◆ Task directions: Find the lines with "Angle" in them and copy them out.

◆ Information supplied:
-- Start --
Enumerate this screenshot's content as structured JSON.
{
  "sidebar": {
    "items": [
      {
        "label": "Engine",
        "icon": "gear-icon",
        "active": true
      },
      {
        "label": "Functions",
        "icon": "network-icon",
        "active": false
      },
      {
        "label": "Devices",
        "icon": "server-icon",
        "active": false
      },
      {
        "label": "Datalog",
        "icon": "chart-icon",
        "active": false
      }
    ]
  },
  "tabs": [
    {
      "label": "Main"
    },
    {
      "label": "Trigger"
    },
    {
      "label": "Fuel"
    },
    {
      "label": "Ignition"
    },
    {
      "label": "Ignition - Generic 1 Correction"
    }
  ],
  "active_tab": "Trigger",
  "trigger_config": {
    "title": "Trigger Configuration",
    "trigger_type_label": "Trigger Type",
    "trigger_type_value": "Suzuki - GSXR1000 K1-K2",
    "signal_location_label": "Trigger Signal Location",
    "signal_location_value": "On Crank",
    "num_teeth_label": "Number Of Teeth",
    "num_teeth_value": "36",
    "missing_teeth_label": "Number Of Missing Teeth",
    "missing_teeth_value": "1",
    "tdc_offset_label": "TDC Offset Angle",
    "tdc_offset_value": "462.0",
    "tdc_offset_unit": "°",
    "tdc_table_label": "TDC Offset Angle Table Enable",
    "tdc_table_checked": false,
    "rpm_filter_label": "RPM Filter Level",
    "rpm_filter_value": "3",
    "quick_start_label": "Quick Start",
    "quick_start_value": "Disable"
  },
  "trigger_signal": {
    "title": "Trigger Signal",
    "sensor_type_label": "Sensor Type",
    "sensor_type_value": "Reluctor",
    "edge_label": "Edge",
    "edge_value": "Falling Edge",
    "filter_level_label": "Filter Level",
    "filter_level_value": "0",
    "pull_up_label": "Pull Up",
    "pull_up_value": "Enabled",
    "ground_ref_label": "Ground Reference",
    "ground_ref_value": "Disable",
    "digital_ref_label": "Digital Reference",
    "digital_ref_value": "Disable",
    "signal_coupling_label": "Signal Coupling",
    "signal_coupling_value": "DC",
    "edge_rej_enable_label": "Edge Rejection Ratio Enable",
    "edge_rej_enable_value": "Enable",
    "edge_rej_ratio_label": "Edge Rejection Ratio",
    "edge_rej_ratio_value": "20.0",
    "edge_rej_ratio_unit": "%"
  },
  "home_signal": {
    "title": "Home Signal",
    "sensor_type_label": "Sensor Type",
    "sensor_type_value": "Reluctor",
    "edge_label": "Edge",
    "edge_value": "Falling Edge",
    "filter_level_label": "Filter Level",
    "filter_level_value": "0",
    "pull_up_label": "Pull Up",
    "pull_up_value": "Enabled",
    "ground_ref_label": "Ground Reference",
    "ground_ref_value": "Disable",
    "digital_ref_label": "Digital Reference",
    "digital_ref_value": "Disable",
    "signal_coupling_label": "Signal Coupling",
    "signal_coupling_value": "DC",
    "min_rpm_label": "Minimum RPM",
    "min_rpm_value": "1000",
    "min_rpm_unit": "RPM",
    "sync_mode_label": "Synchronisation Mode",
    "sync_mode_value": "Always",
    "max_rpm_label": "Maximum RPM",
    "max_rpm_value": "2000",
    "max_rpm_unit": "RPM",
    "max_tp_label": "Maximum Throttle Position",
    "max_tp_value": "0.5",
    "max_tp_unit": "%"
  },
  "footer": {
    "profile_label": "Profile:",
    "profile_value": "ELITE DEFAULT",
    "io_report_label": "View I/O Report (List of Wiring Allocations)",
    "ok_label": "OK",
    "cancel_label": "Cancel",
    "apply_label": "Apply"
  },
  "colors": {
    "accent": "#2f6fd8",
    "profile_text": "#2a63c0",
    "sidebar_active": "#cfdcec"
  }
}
-- End --
◆ Solution to the problem:
    "tdc_offset_label": "TDC Offset Angle",
    "tdc_table_label": "TDC Offset Angle Table Enable",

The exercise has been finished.